Written problem: The records below are to be copied word for word, with every picture left out.

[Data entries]
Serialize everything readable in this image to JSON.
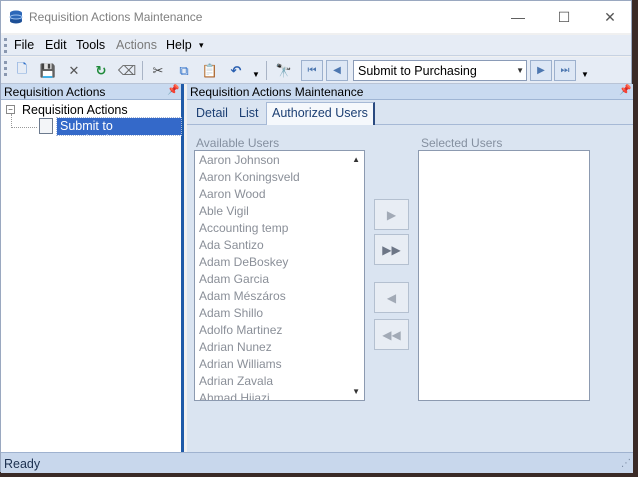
{
  "window": {
    "title": "Requisition Actions Maintenance",
    "minimize_glyph": "—",
    "maximize_glyph": "☐",
    "close_glyph": "✕"
  },
  "menu": {
    "file": "File",
    "edit": "Edit",
    "tools": "Tools",
    "actions": "Actions",
    "help": "Help",
    "overflow_glyph": "▾"
  },
  "toolbar": {
    "icons": [
      "new-icon",
      "save-icon",
      "delete-icon",
      "refresh-icon",
      "eraser-icon",
      "cut-icon",
      "copy-icon",
      "paste-icon",
      "undo-icon",
      "find-icon"
    ],
    "glyphs": {
      "new": "🗋",
      "save": "💾",
      "delete": "✕",
      "refresh": "↻",
      "eraser": "⌫",
      "cut": "✂",
      "copy": "⧉",
      "paste": "📋",
      "undo": "↶",
      "find": "🔭",
      "first": "⏮",
      "prev": "◀",
      "next": "▶",
      "last": "⏭",
      "dropdown": "▼"
    },
    "record_selector": "Submit to Purchasing"
  },
  "left_pane": {
    "header": "Requisition Actions",
    "pin_glyph": "📌",
    "tree": {
      "expander": "−",
      "root": "Requisition Actions",
      "children": [
        "Submit to Purchasing"
      ]
    }
  },
  "right_pane": {
    "header": "Requisition Actions Maintenance",
    "pin_glyph": "📌",
    "tabs": [
      {
        "label": "Detail",
        "active": false
      },
      {
        "label": "List",
        "active": false
      },
      {
        "label": "Authorized Users",
        "active": true
      }
    ],
    "available_label": "Available Users",
    "selected_label": "Selected Users",
    "available_users": [
      "Aaron Johnson",
      "Aaron Koningsveld",
      "Aaron Wood",
      "Able Vigil",
      "Accounting temp",
      "Ada Santizo",
      "Adam DeBoskey",
      "Adam Garcia",
      "Adam Mészáros",
      "Adam Shillo",
      "Adolfo Martinez",
      "Adrian Nunez",
      "Adrian Williams",
      "Adrian Zavala",
      "Ahmad Hijazi"
    ],
    "selected_users": [],
    "scroll_up": "▲",
    "scroll_down": "▼",
    "transfer_buttons": {
      "add": "▶",
      "add_all": "▶▶",
      "remove": "◀",
      "remove_all": "◀◀"
    }
  },
  "status": {
    "text": "Ready",
    "grip": "⋰"
  },
  "colors": {
    "selection": "#3469c9",
    "pane_header": "#c9daf0",
    "status_bar": "#c8d7ec"
  }
}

Correct response:
Serialize everything readable in this image to JSON.
{
  "window": {
    "title": "Requisition Actions Maintenance",
    "minimize_glyph": "—",
    "maximize_glyph": "☐",
    "close_glyph": "✕"
  },
  "menu": {
    "file": "File",
    "edit": "Edit",
    "tools": "Tools",
    "actions": "Actions",
    "help": "Help",
    "overflow_glyph": "▾"
  },
  "toolbar": {
    "icons": [
      "new-icon",
      "save-icon",
      "delete-icon",
      "refresh-icon",
      "eraser-icon",
      "cut-icon",
      "copy-icon",
      "paste-icon",
      "undo-icon",
      "find-icon"
    ],
    "glyphs": {
      "new": "🗋",
      "save": "💾",
      "delete": "✕",
      "refresh": "↻",
      "eraser": "⌫",
      "cut": "✂",
      "copy": "⧉",
      "paste": "📋",
      "undo": "↶",
      "find": "🔭",
      "first": "⏮",
      "prev": "◀",
      "next": "▶",
      "last": "⏭",
      "dropdown": "▼"
    },
    "record_selector": "Submit to Purchasing"
  },
  "left_pane": {
    "header": "Requisition Actions",
    "pin_glyph": "📌",
    "tree": {
      "expander": "−",
      "root": "Requisition Actions",
      "children": [
        "Submit to Purchasing"
      ]
    }
  },
  "right_pane": {
    "header": "Requisition Actions Maintenance",
    "pin_glyph": "📌",
    "tabs": [
      {
        "label": "Detail",
        "active": false
      },
      {
        "label": "List",
        "active": false
      },
      {
        "label": "Authorized Users",
        "active": true
      }
    ],
    "available_label": "Available Users",
    "selected_label": "Selected Users",
    "available_users": [
      "Aaron Johnson",
      "Aaron Koningsveld",
      "Aaron Wood",
      "Able Vigil",
      "Accounting temp",
      "Ada Santizo",
      "Adam DeBoskey",
      "Adam Garcia",
      "Adam Mészáros",
      "Adam Shillo",
      "Adolfo Martinez",
      "Adrian Nunez",
      "Adrian Williams",
      "Adrian Zavala",
      "Ahmad Hijazi"
    ],
    "selected_users": [],
    "scroll_up": "▲",
    "scroll_down": "▼",
    "transfer_buttons": {
      "add": "▶",
      "add_all": "▶▶",
      "remove": "◀",
      "remove_all": "◀◀"
    }
  },
  "status": {
    "text": "Ready",
    "grip": "⋰"
  },
  "colors": {
    "selection": "#3469c9",
    "pane_header": "#c9daf0",
    "status_bar": "#c8d7ec"
  }
}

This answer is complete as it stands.